* Your task
Go over the entries below line by line, copying each one that contains the word "Phenols".

* Exercise material
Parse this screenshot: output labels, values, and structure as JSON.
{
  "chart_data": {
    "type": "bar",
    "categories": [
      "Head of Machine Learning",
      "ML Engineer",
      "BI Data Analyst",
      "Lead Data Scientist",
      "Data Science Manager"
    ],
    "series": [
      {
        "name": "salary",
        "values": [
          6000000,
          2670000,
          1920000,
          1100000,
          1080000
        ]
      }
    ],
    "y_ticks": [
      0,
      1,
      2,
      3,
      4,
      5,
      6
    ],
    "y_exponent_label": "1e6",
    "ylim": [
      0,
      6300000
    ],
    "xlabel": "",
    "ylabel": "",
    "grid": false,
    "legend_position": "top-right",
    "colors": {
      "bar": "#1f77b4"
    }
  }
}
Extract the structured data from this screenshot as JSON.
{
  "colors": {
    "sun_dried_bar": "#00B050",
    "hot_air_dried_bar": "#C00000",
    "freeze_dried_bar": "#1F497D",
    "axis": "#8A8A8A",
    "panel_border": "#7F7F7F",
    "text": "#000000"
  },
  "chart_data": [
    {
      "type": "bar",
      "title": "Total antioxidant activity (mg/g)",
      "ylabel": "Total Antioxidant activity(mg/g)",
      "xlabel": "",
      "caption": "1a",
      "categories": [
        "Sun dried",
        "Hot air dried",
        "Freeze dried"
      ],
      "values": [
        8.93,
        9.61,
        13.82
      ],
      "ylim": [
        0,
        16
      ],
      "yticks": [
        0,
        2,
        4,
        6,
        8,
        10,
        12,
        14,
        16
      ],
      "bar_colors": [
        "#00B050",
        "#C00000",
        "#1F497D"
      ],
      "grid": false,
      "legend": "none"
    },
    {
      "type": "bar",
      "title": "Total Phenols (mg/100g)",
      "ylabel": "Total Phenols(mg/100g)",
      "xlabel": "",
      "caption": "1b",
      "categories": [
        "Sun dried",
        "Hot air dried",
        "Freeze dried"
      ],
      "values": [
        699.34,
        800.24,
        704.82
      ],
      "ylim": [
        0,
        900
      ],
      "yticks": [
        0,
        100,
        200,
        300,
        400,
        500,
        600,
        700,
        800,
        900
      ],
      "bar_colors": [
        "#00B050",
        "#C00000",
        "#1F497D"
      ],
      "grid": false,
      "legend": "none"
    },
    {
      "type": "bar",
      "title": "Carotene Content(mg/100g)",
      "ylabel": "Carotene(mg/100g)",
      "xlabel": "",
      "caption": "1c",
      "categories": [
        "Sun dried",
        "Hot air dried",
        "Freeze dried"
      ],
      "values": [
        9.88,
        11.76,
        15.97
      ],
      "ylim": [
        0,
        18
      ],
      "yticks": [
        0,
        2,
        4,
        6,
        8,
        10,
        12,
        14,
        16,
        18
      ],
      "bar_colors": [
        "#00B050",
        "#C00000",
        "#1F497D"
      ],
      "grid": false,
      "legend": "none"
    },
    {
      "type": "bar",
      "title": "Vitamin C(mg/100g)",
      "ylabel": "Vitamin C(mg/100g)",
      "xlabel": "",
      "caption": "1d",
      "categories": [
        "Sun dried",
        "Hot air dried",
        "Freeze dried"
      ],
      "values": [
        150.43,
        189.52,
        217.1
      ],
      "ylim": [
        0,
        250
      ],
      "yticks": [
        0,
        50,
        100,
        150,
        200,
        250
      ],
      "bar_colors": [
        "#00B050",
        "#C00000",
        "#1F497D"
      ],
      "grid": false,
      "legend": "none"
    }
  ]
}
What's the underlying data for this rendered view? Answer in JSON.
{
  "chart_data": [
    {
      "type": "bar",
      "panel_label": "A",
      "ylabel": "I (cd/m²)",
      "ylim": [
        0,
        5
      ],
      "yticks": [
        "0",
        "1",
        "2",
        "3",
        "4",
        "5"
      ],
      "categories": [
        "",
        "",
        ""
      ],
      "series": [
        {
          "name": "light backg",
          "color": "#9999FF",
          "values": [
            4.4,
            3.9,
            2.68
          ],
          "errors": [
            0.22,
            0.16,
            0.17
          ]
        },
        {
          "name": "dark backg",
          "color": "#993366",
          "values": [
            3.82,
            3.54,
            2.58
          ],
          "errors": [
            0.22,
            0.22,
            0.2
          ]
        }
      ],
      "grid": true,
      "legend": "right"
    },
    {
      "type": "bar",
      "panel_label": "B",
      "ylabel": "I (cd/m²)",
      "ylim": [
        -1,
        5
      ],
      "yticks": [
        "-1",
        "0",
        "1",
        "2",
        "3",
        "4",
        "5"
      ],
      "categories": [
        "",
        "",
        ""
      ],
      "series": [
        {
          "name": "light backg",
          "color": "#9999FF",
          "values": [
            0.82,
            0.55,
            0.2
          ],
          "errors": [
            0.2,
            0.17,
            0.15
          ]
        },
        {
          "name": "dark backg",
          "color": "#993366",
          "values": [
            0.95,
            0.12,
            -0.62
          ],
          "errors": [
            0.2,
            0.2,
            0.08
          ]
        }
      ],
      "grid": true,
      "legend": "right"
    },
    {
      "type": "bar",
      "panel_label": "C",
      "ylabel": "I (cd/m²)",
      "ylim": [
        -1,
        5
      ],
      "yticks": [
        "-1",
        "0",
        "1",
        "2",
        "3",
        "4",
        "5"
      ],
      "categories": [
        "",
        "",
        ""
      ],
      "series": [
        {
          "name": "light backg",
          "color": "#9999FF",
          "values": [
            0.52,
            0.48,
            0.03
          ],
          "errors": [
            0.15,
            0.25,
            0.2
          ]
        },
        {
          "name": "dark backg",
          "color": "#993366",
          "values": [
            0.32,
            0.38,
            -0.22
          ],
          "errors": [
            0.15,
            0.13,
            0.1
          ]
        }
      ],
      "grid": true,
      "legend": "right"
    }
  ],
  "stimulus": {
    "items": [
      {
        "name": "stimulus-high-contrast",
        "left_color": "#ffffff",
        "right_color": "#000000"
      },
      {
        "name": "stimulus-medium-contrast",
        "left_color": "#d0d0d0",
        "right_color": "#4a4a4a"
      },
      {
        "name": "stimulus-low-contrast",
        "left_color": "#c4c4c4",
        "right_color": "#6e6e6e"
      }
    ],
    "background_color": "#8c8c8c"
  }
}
* * *
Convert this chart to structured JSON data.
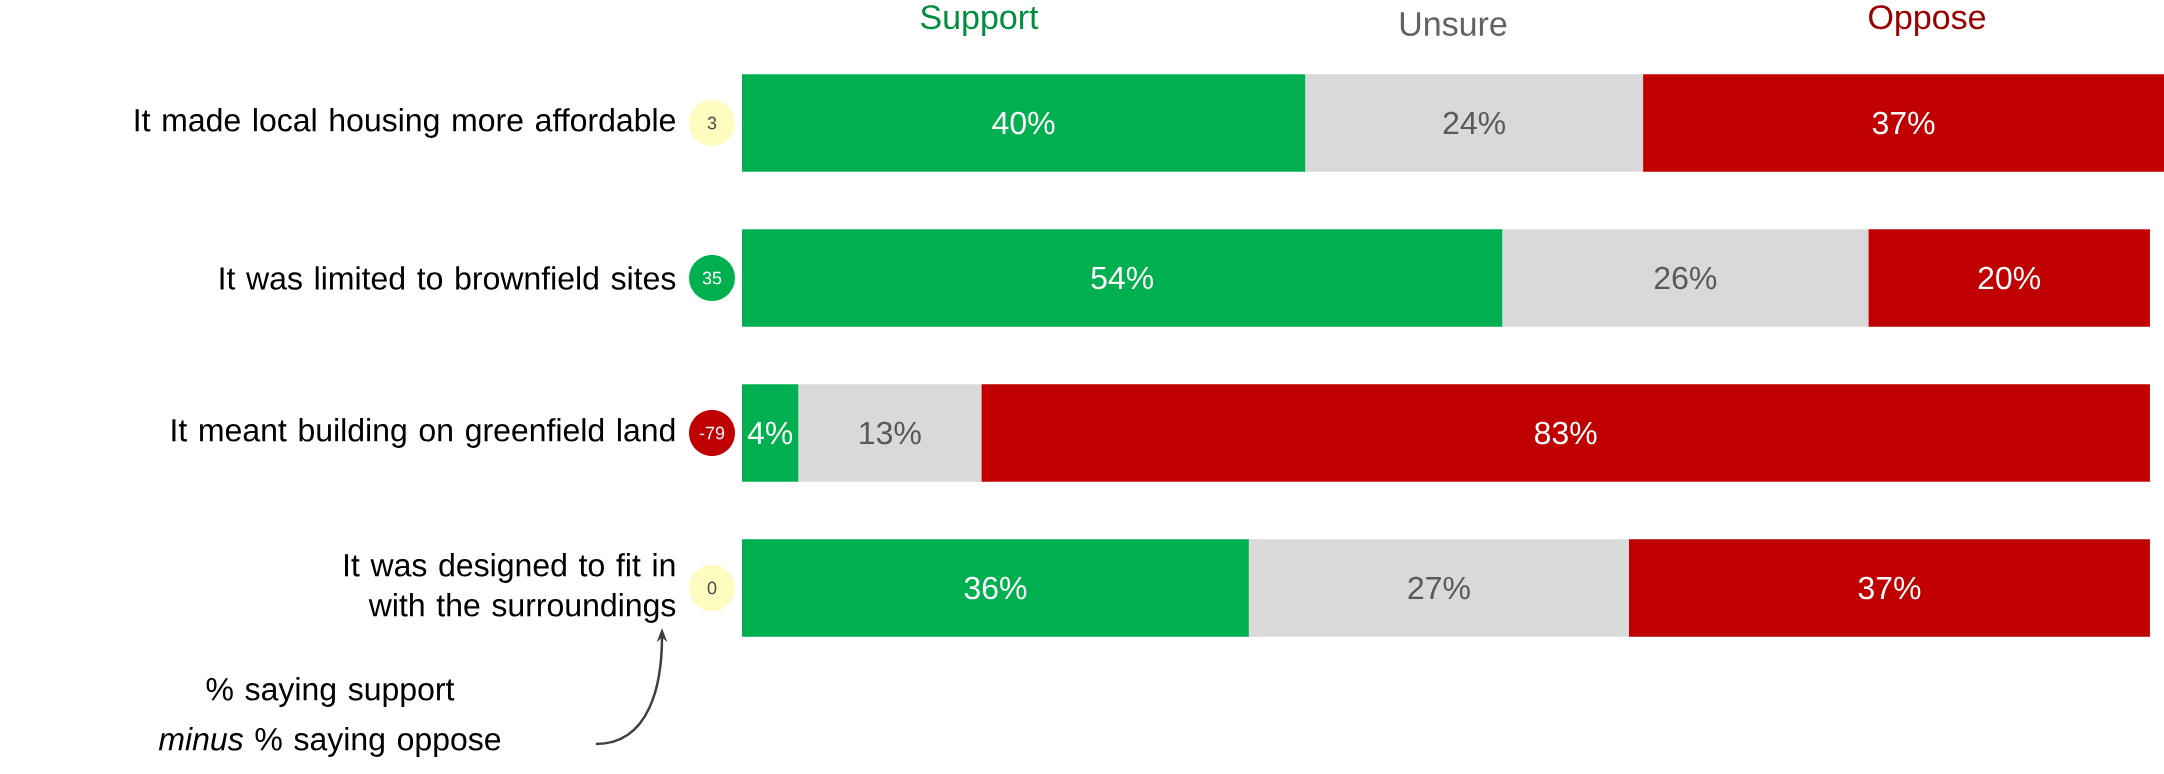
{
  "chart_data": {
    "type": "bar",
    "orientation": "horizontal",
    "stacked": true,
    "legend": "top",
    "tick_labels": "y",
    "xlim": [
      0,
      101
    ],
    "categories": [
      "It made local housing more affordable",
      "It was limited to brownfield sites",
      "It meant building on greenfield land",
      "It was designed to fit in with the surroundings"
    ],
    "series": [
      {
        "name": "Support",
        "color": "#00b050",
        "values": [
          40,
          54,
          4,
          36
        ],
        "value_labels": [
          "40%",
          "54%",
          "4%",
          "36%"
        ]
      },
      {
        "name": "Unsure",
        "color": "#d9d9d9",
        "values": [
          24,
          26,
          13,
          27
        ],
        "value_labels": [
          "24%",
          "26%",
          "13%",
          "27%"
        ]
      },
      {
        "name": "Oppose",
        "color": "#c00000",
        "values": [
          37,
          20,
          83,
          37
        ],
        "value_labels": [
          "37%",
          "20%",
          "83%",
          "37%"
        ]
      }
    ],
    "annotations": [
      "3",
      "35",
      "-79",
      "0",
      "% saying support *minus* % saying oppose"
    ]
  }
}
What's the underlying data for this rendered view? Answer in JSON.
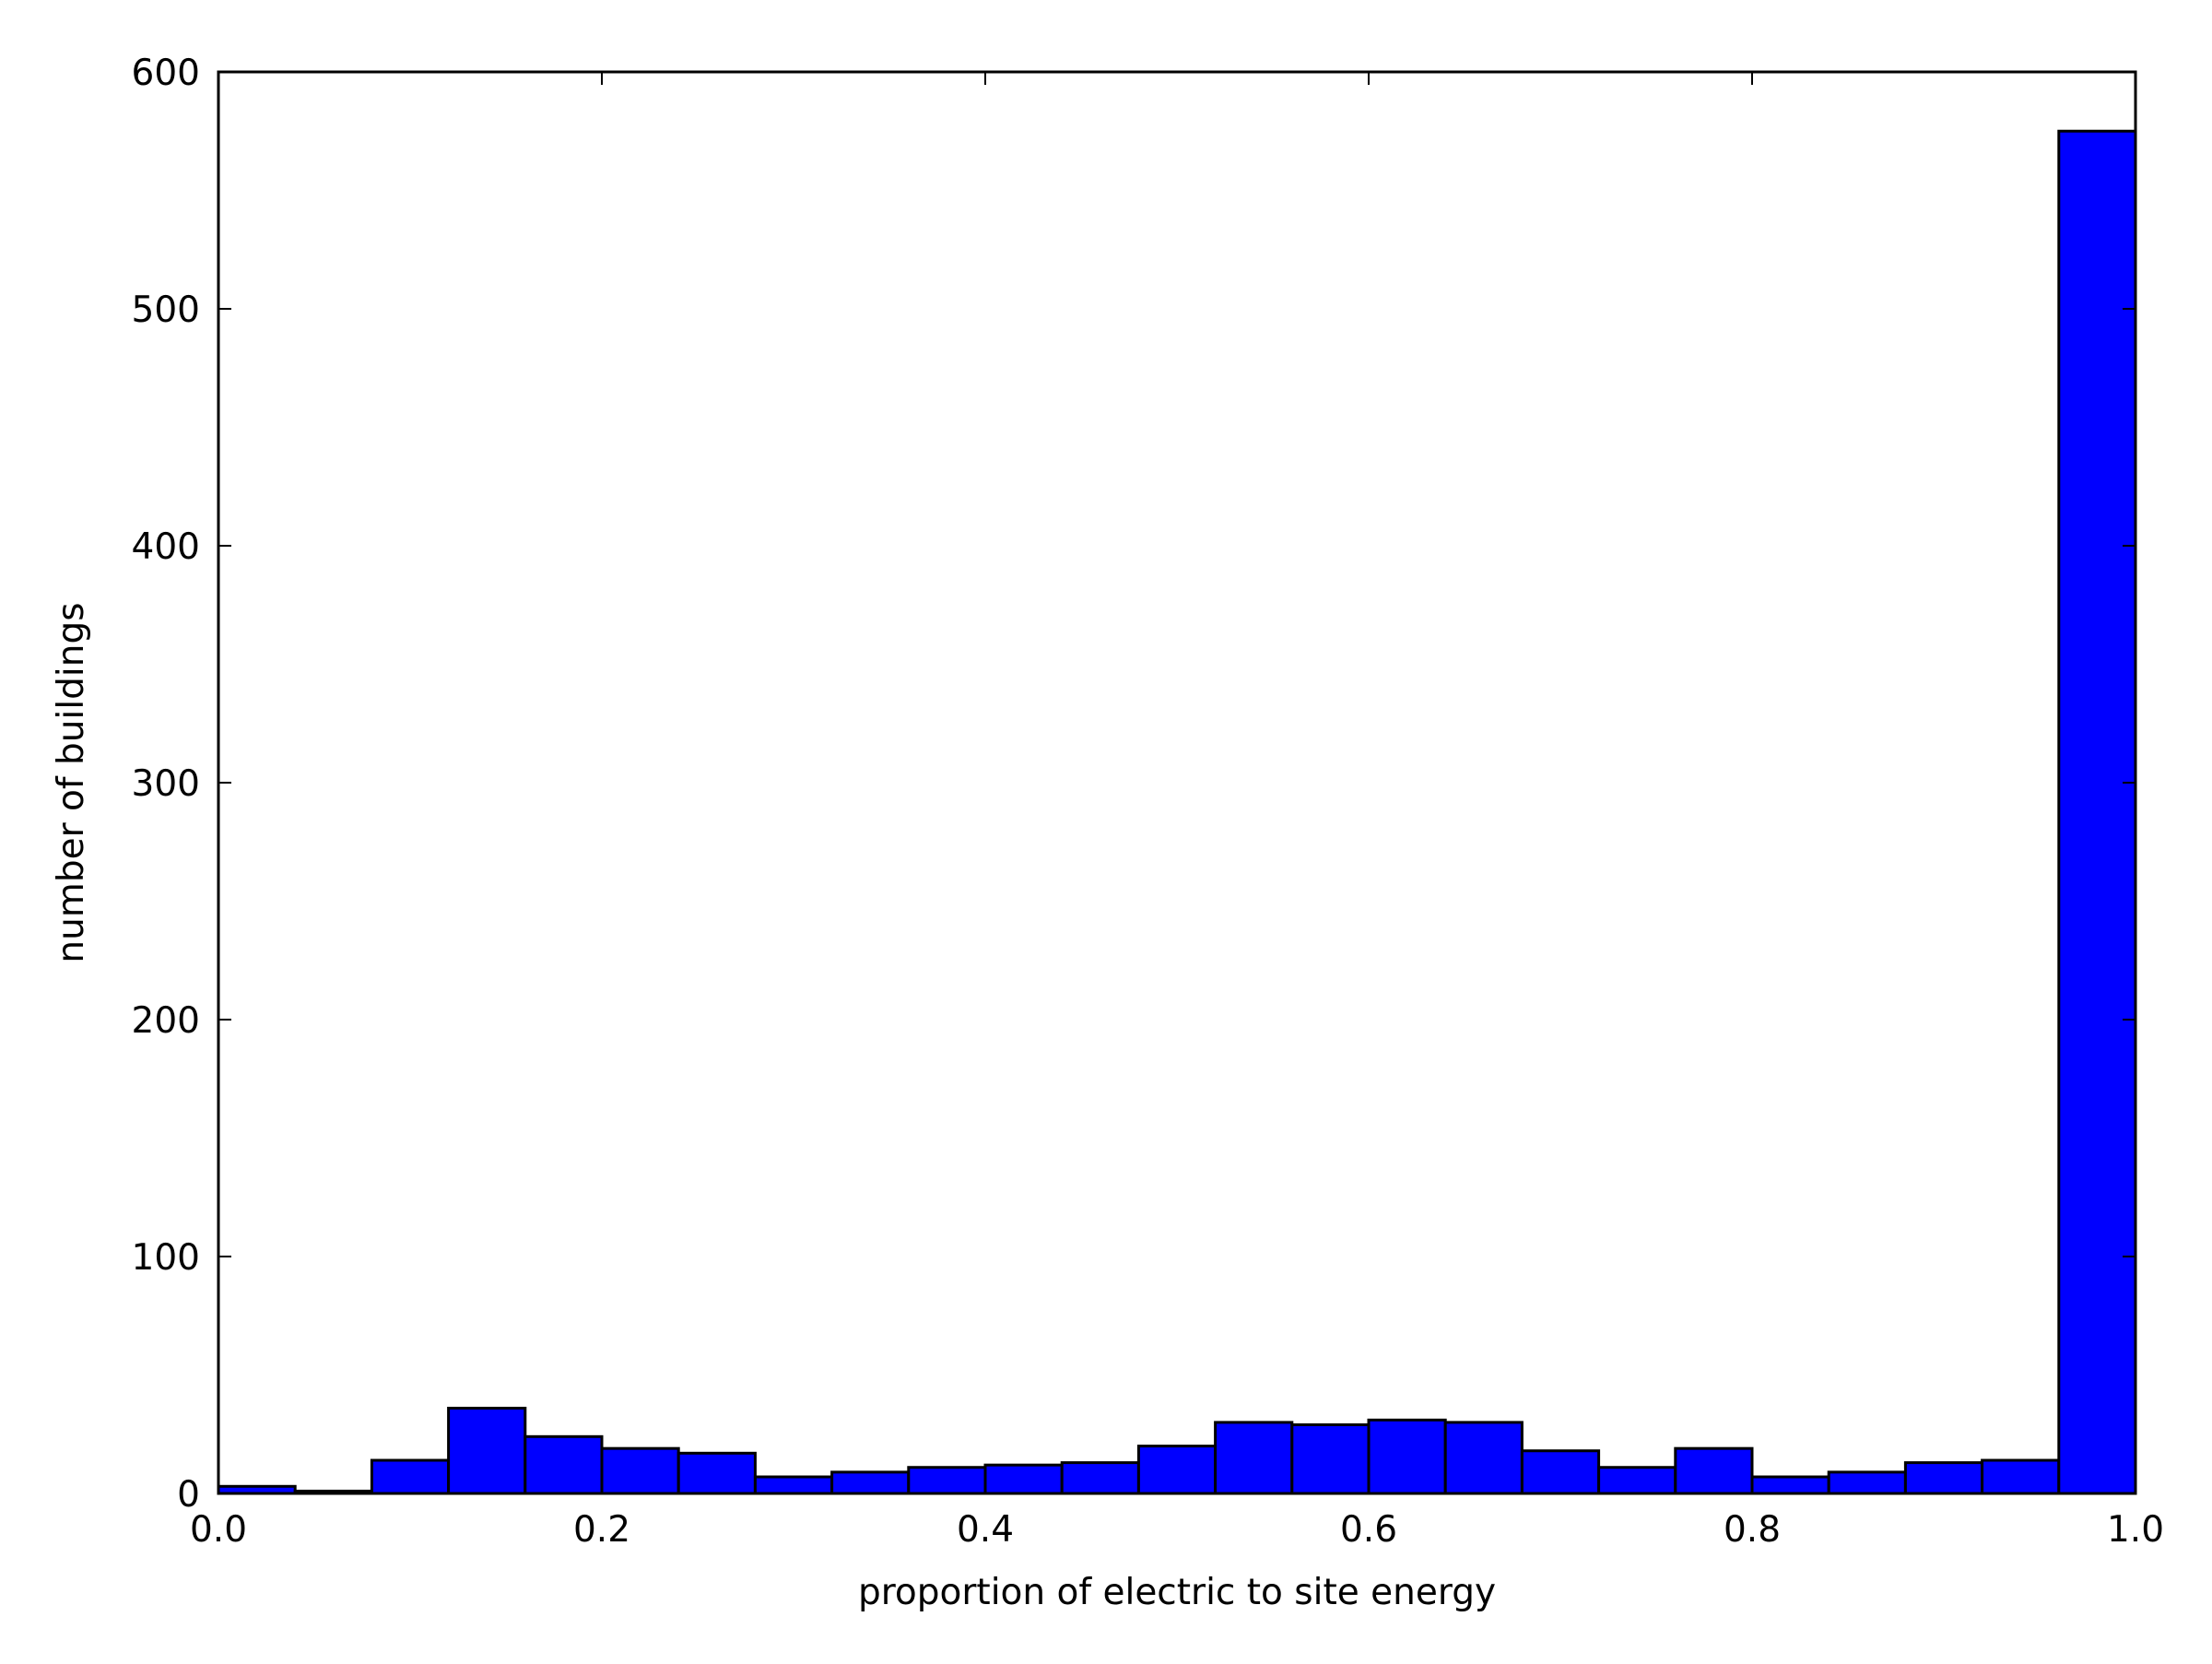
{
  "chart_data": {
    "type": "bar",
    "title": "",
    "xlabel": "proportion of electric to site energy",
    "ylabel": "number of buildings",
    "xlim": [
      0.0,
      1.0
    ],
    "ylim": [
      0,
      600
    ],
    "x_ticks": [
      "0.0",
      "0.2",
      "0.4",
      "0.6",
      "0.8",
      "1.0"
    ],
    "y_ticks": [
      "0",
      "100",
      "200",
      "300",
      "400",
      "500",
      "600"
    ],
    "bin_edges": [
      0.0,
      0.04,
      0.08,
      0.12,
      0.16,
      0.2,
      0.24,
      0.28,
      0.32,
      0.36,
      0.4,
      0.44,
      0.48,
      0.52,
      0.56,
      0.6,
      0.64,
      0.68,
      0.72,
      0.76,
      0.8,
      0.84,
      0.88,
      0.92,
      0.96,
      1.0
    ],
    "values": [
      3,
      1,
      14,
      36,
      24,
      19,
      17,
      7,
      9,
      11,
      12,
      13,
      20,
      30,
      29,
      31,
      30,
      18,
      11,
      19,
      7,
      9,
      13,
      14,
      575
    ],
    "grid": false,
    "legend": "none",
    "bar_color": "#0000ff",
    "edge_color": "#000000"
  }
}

* Response
      "title": "Total Phenols (mg/100g)",
      "ylabel": "Total Phenols(mg/100g)",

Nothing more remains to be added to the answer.